— Directions —
Locate the word "image" in the material, then show every line that holds it.

>> Start Data section

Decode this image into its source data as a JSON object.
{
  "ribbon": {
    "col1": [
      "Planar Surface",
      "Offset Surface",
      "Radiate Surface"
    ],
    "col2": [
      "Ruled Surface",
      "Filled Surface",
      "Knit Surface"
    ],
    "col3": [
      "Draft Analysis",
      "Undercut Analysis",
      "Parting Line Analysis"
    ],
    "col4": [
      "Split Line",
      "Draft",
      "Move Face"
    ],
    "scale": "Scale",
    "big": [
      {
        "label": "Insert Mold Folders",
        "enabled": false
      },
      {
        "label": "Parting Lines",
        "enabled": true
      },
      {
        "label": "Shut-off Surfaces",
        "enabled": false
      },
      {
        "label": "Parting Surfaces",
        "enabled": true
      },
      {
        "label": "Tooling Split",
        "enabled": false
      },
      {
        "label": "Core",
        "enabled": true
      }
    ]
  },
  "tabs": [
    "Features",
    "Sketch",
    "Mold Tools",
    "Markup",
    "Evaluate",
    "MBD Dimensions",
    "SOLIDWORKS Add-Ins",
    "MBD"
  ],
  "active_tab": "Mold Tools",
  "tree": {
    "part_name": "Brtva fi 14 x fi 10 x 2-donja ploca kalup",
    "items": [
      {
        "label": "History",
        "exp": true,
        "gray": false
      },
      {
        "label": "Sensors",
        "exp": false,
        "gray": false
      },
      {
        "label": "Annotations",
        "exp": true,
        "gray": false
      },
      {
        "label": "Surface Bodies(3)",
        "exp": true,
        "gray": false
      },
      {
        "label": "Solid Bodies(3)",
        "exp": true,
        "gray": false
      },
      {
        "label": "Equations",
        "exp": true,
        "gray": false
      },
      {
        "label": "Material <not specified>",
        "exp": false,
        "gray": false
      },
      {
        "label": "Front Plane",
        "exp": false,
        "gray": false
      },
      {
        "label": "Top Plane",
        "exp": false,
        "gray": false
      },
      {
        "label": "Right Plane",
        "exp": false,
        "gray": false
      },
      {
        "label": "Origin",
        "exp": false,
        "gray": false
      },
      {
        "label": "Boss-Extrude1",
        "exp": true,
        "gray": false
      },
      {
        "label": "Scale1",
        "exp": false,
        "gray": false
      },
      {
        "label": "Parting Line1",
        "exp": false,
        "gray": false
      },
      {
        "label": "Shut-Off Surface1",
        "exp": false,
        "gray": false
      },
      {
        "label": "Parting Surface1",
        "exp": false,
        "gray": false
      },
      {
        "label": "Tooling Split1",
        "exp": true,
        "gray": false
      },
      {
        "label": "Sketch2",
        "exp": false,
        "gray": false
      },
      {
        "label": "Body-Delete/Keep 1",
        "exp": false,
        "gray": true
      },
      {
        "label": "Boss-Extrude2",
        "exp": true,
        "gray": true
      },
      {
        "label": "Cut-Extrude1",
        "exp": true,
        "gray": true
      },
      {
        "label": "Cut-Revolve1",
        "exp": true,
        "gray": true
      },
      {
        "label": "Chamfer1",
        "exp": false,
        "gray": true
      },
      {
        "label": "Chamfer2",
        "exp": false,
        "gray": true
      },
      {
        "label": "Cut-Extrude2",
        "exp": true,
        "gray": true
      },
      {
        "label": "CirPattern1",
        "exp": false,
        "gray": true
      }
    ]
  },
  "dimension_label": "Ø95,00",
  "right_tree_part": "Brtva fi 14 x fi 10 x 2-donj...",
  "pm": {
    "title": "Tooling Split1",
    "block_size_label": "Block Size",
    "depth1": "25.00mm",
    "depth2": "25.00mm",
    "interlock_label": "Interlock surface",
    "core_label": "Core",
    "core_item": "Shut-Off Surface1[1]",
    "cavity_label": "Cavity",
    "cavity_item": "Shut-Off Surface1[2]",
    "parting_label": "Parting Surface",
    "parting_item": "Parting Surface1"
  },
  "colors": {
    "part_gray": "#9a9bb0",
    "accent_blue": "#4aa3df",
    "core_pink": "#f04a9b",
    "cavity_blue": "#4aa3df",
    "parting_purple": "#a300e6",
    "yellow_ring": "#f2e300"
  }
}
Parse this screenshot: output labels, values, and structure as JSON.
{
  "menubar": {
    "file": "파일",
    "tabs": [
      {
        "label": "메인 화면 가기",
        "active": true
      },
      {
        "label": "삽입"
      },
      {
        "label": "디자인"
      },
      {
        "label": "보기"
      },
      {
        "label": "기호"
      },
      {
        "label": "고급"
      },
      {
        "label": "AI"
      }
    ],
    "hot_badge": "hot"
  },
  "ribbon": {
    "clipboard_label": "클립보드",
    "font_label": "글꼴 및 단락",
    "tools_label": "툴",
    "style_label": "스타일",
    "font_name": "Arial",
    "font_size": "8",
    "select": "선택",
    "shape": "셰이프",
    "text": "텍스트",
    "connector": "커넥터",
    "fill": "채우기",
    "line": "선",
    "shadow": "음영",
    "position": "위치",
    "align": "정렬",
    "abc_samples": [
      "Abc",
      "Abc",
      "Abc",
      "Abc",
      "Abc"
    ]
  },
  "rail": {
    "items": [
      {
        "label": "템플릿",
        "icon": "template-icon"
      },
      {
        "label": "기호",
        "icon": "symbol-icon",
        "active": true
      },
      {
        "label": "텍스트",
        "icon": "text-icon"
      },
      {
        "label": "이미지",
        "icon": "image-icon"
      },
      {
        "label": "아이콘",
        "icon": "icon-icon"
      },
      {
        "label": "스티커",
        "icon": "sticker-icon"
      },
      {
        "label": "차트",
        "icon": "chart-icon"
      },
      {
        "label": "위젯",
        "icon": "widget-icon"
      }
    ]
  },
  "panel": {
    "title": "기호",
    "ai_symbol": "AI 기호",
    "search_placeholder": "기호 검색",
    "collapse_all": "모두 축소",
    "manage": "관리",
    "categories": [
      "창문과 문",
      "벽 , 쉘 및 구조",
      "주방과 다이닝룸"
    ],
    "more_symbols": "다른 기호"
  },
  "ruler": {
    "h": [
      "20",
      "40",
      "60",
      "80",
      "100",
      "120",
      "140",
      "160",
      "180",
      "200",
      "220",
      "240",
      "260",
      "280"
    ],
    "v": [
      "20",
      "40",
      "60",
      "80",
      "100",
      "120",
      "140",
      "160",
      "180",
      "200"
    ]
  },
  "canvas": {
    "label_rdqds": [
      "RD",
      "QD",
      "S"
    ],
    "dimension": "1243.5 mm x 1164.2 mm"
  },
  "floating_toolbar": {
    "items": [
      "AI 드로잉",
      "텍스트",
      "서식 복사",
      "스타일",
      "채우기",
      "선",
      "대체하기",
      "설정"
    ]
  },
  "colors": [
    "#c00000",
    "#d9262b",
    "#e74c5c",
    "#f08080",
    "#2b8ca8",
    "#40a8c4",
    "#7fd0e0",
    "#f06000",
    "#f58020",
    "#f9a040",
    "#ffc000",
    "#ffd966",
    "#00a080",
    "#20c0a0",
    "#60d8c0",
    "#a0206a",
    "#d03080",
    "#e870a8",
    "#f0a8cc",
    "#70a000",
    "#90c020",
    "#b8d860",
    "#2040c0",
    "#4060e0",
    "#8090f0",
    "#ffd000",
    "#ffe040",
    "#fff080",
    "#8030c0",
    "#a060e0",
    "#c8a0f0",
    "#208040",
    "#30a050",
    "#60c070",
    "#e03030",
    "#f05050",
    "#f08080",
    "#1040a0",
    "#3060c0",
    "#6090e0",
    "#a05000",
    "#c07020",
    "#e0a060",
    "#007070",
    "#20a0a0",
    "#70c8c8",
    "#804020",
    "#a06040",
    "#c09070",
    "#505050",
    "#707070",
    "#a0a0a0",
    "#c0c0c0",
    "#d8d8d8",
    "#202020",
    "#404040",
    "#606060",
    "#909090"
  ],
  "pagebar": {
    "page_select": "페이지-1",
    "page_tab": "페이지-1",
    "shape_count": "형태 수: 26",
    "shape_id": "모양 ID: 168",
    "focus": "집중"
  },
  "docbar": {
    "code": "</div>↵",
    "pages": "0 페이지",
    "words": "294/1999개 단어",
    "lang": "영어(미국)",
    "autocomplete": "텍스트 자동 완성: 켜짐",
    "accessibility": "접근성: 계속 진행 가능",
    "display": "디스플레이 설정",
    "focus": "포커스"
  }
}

>> End Data section

— Output below —
Decode this image into its source data as a JSON object.
        "icon": "image-icon"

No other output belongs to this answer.